> TASK PROMPT
All of the records below should be output exactly.

> MATERIAL TO PROCESS
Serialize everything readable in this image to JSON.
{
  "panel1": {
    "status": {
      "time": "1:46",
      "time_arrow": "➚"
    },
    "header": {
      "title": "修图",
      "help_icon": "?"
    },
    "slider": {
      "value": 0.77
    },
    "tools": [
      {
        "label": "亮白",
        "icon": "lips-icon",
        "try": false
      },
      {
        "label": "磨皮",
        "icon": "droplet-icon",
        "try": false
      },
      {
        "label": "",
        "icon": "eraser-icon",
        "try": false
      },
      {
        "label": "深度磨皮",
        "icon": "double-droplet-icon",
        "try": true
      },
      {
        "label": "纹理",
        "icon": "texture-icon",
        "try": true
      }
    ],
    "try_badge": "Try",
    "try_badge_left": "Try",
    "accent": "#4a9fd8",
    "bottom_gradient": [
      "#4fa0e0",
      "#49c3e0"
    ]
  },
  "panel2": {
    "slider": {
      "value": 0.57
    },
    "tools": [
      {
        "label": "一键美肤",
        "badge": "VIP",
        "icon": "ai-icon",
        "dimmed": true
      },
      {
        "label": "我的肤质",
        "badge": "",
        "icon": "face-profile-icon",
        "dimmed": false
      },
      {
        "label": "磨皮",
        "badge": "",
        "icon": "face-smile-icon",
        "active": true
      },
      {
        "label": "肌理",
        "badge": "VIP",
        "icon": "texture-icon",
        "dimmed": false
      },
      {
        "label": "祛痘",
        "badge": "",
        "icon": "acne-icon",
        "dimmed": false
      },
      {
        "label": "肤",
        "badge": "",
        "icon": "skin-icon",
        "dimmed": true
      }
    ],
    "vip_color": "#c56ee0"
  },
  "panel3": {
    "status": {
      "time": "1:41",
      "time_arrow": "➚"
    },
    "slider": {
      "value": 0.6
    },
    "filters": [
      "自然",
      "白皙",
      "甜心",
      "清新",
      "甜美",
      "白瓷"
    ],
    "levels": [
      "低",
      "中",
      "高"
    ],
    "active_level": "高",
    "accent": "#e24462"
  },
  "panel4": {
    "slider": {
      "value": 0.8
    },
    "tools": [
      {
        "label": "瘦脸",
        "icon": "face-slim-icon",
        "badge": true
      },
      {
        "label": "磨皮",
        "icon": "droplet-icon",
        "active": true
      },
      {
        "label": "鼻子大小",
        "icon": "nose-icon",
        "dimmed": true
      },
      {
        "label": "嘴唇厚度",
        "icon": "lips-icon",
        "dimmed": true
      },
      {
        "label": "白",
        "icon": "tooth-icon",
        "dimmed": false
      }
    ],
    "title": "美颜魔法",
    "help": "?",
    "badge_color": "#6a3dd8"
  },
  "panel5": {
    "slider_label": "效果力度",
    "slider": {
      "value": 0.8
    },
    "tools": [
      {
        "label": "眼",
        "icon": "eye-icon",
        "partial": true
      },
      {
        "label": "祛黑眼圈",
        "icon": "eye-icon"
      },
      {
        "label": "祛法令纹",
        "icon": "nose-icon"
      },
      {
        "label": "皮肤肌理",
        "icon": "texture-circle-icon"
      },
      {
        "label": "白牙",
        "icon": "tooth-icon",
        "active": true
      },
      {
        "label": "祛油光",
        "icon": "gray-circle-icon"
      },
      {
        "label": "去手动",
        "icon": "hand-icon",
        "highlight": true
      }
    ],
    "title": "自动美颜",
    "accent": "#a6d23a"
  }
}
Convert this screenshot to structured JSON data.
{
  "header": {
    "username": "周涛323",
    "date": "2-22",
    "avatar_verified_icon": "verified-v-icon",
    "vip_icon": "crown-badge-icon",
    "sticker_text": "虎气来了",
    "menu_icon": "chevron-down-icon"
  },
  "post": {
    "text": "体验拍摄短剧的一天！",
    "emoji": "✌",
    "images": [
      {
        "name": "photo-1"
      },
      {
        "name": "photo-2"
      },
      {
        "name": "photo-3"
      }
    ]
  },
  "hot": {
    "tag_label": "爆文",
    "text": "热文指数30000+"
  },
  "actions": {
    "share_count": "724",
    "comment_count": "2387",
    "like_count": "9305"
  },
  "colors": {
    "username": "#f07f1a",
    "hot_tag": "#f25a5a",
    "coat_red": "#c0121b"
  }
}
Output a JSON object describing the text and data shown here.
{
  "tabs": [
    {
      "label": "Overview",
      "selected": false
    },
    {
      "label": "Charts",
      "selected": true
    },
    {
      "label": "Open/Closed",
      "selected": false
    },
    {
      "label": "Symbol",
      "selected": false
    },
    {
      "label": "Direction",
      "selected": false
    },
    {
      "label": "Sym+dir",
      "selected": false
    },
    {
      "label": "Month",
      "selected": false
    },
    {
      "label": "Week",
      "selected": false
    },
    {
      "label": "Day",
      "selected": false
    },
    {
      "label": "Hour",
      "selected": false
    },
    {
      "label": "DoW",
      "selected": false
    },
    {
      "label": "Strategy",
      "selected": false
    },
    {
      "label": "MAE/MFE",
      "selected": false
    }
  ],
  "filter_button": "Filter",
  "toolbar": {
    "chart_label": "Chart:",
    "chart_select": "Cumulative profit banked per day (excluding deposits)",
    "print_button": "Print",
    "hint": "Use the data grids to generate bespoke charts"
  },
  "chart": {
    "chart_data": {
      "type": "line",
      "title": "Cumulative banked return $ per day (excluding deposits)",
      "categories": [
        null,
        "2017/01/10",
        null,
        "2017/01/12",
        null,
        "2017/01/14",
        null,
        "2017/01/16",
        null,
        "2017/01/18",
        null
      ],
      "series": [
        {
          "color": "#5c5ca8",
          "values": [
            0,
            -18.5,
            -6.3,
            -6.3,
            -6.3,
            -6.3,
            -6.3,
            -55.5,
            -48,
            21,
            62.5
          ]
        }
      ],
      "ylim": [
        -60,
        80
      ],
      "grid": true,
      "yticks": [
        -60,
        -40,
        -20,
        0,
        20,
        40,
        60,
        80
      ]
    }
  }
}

> THE COMPLETED TASK
Serialize everything readable in this image to JSON.
{
  "panel1": {
    "status": {
      "time": "1:46",
      "time_arrow": "➚"
    },
    "header": {
      "title": "修图",
      "help_icon": "?"
    },
    "slider": {
      "value": 0.77
    },
    "tools": [
      {
        "label": "亮白",
        "icon": "lips-icon",
        "try": false
      },
      {
        "label": "磨皮",
        "icon": "droplet-icon",
        "try": false
      },
      {
        "label": "",
        "icon": "eraser-icon",
        "try": false
      },
      {
        "label": "深度磨皮",
        "icon": "double-droplet-icon",
        "try": true
      },
      {
        "label": "纹理",
        "icon": "texture-icon",
        "try": true
      }
    ],
    "try_badge": "Try",
    "try_badge_left": "Try",
    "accent": "#4a9fd8",
    "bottom_gradient": [
      "#4fa0e0",
      "#49c3e0"
    ]
  },
  "panel2": {
    "slider": {
      "value": 0.57
    },
    "tools": [
      {
        "label": "一键美肤",
        "badge": "VIP",
        "icon": "ai-icon",
        "dimmed": true
      },
      {
        "label": "我的肤质",
        "badge": "",
        "icon": "face-profile-icon",
        "dimmed": false
      },
      {
        "label": "磨皮",
        "badge": "",
        "icon": "face-smile-icon",
        "active": true
      },
      {
        "label": "肌理",
        "badge": "VIP",
        "icon": "texture-icon",
        "dimmed": false
      },
      {
        "label": "祛痘",
        "badge": "",
        "icon": "acne-icon",
        "dimmed": false
      },
      {
        "label": "肤",
        "badge": "",
        "icon": "skin-icon",
        "dimmed": true
      }
    ],
    "vip_color": "#c56ee0"
  },
  "panel3": {
    "status": {
      "time": "1:41",
      "time_arrow": "➚"
    },
    "slider": {
      "value": 0.6
    },
    "filters": [
      "自然",
      "白皙",
      "甜心",
      "清新",
      "甜美",
      "白瓷"
    ],
    "levels": [
      "低",
      "中",
      "高"
    ],
    "active_level": "高",
    "accent": "#e24462"
  },
  "panel4": {
    "slider": {
      "value": 0.8
    },
    "tools": [
      {
        "label": "瘦脸",
        "icon": "face-slim-icon",
        "badge": true
      },
      {
        "label": "磨皮",
        "icon": "droplet-icon",
        "active": true
      },
      {
        "label": "鼻子大小",
        "icon": "nose-icon",
        "dimmed": true
      },
      {
        "label": "嘴唇厚度",
        "icon": "lips-icon",
        "dimmed": true
      },
      {
        "label": "白",
        "icon": "tooth-icon",
        "dimmed": false
      }
    ],
    "title": "美颜魔法",
    "help": "?",
    "badge_color": "#6a3dd8"
  },
  "panel5": {
    "slider_label": "效果力度",
    "slider": {
      "value": 0.8
    },
    "tools": [
      {
        "label": "眼",
        "icon": "eye-icon",
        "partial": true
      },
      {
        "label": "祛黑眼圈",
        "icon": "eye-icon"
      },
      {
        "label": "祛法令纹",
        "icon": "nose-icon"
      },
      {
        "label": "皮肤肌理",
        "icon": "texture-circle-icon"
      },
      {
        "label": "白牙",
        "icon": "tooth-icon",
        "active": true
      },
      {
        "label": "祛油光",
        "icon": "gray-circle-icon"
      },
      {
        "label": "去手动",
        "icon": "hand-icon",
        "highlight": true
      }
    ],
    "title": "自动美颜",
    "accent": "#a6d23a"
  }
}
Convert this screenshot to structured JSON data.
{
  "header": {
    "username": "周涛323",
    "date": "2-22",
    "avatar_verified_icon": "verified-v-icon",
    "vip_icon": "crown-badge-icon",
    "sticker_text": "虎气来了",
    "menu_icon": "chevron-down-icon"
  },
  "post": {
    "text": "体验拍摄短剧的一天！",
    "emoji": "✌",
    "images": [
      {
        "name": "photo-1"
      },
      {
        "name": "photo-2"
      },
      {
        "name": "photo-3"
      }
    ]
  },
  "hot": {
    "tag_label": "爆文",
    "text": "热文指数30000+"
  },
  "actions": {
    "share_count": "724",
    "comment_count": "2387",
    "like_count": "9305"
  },
  "colors": {
    "username": "#f07f1a",
    "hot_tag": "#f25a5a",
    "coat_red": "#c0121b"
  }
}
Output a JSON object describing the text and data shown here.
{
  "tabs": [
    {
      "label": "Overview",
      "selected": false
    },
    {
      "label": "Charts",
      "selected": true
    },
    {
      "label": "Open/Closed",
      "selected": false
    },
    {
      "label": "Symbol",
      "selected": false
    },
    {
      "label": "Direction",
      "selected": false
    },
    {
      "label": "Sym+dir",
      "selected": false
    },
    {
      "label": "Month",
      "selected": false
    },
    {
      "label": "Week",
      "selected": false
    },
    {
      "label": "Day",
      "selected": false
    },
    {
      "label": "Hour",
      "selected": false
    },
    {
      "label": "DoW",
      "selected": false
    },
    {
      "label": "Strategy",
      "selected": false
    },
    {
      "label": "MAE/MFE",
      "selected": false
    }
  ],
  "filter_button": "Filter",
  "toolbar": {
    "chart_label": "Chart:",
    "chart_select": "Cumulative profit banked per day (excluding deposits)",
    "print_button": "Print",
    "hint": "Use the data grids to generate bespoke charts"
  },
  "chart": {
    "chart_data": {
      "type": "line",
      "title": "Cumulative banked return $ per day (excluding deposits)",
      "categories": [
        null,
        "2017/01/10",
        null,
        "2017/01/12",
        null,
        "2017/01/14",
        null,
        "2017/01/16",
        null,
        "2017/01/18",
        null
      ],
      "series": [
        {
          "color": "#5c5ca8",
          "values": [
            0,
            -18.5,
            -6.3,
            -6.3,
            -6.3,
            -6.3,
            -6.3,
            -55.5,
            -48,
            21,
            62.5
          ]
        }
      ],
      "ylim": [
        -60,
        80
      ],
      "grid": true,
      "yticks": [
        -60,
        -40,
        -20,
        0,
        20,
        40,
        60,
        80
      ]
    }
  }
}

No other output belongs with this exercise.